## YOUR INSTRUCTIONS
Make an exact copy of all the entries, with the pictures left out.

## SOURCE RECORDS
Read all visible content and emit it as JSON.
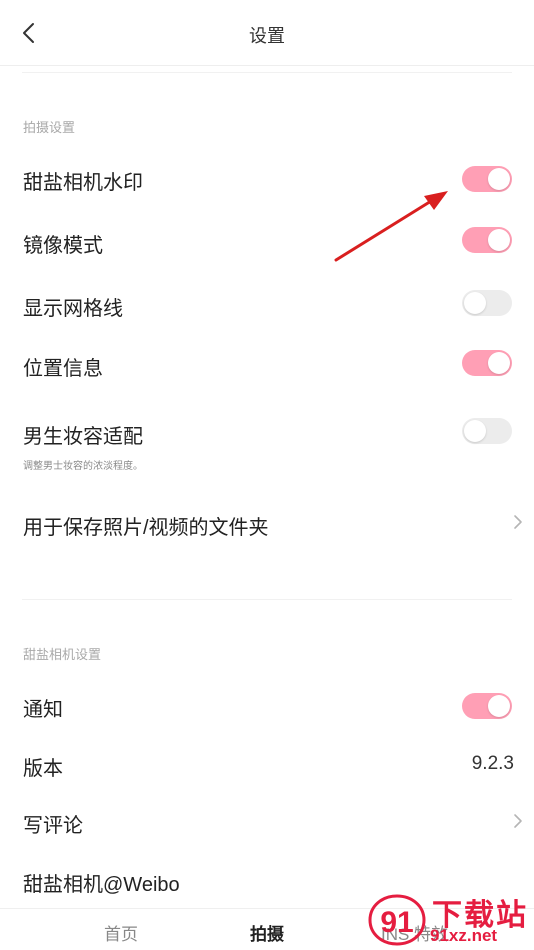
{
  "header": {
    "title": "设置"
  },
  "shooting": {
    "section_label": "拍摄设置",
    "items": [
      {
        "label": "甜盐相机水印",
        "state": "on"
      },
      {
        "label": "镜像模式",
        "state": "on"
      },
      {
        "label": "显示网格线",
        "state": "off"
      },
      {
        "label": "位置信息",
        "state": "on"
      },
      {
        "label": "男生妆容适配",
        "state": "off",
        "description": "调整男士妆容的浓淡程度。"
      },
      {
        "label": "用于保存照片/视频的文件夹",
        "icon": "chevron-right-icon"
      }
    ]
  },
  "app_settings": {
    "section_label": "甜盐相机设置",
    "items": [
      {
        "label": "通知",
        "state": "on"
      },
      {
        "label": "版本",
        "value": "9.2.3"
      },
      {
        "label": "写评论",
        "icon": "chevron-right-icon"
      },
      {
        "label": "甜盐相机@Weibo"
      }
    ]
  },
  "tabbar": {
    "tabs": [
      {
        "label": "首页"
      },
      {
        "label": "拍摄",
        "active": true
      },
      {
        "label": "INS 特效"
      }
    ]
  },
  "watermark": {
    "badge": "91",
    "title": "下载站",
    "url": "91xz.net"
  },
  "colors": {
    "toggle_on": "#ff9fb5",
    "toggle_off": "#ececec",
    "annotation_arrow": "#e02020",
    "watermark": "#e51d40"
  }
}
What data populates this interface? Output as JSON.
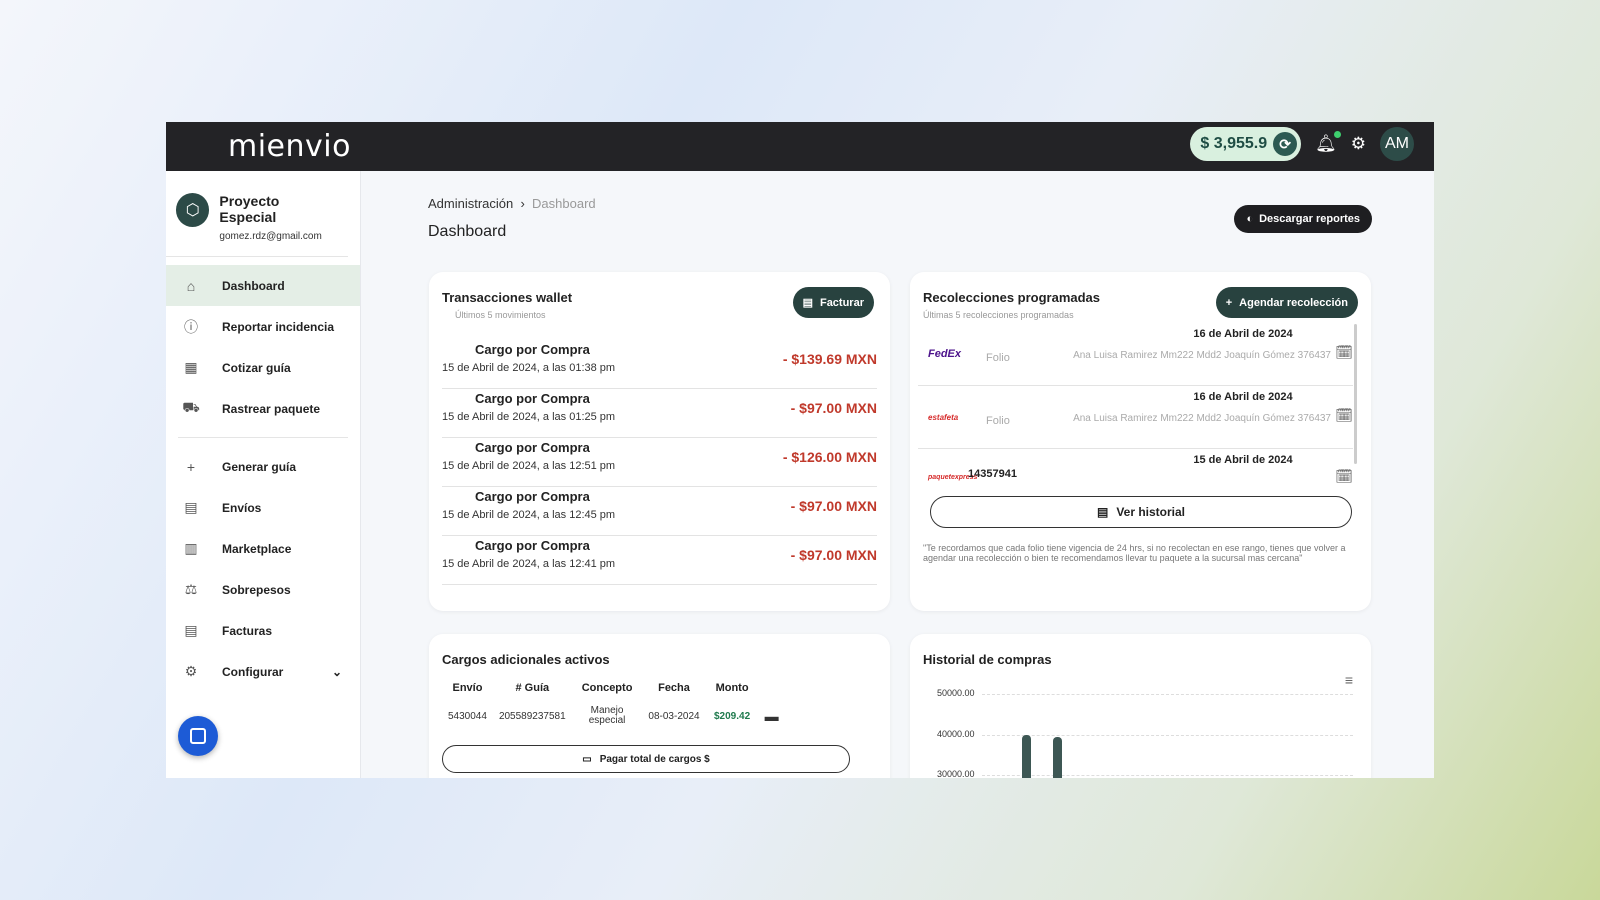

## THE RESULT
Read all visible content and emit it as JSON.
{
  "header": {
    "title": "设置"
  },
  "shooting": {
    "section_label": "拍摄设置",
    "items": [
      {
        "label": "甜盐相机水印",
        "state": "on"
      },
      {
        "label": "镜像模式",
        "state": "on"
      },
      {
        "label": "显示网格线",
        "state": "off"
      },
      {
        "label": "位置信息",
        "state": "on"
      },
      {
        "label": "男生妆容适配",
        "state": "off",
        "description": "调整男士妆容的浓淡程度。"
      },
      {
        "label": "用于保存照片/视频的文件夹",
        "icon": "chevron-right-icon"
      }
    ]
  },
  "app_settings": {
    "section_label": "甜盐相机设置",
    "items": [
      {
        "label": "通知",
        "state": "on"
      },
      {
        "label": "版本",
        "value": "9.2.3"
      },
      {
        "label": "写评论",
        "icon": "chevron-right-icon"
      },
      {
        "label": "甜盐相机@Weibo"
      }
    ]
  },
  "tabbar": {
    "tabs": [
      {
        "label": "首页"
      },
      {
        "label": "拍摄",
        "active": true
      },
      {
        "label": "INS 特效"
      }
    ]
  },
  "watermark": {
    "badge": "91",
    "title": "下载站",
    "url": "91xz.net"
  },
  "colors": {
    "toggle_on": "#ff9fb5",
    "toggle_off": "#ececec",
    "annotation_arrow": "#e02020",
    "watermark": "#e51d40"
  }
}
What data populates this interface? Output as JSON.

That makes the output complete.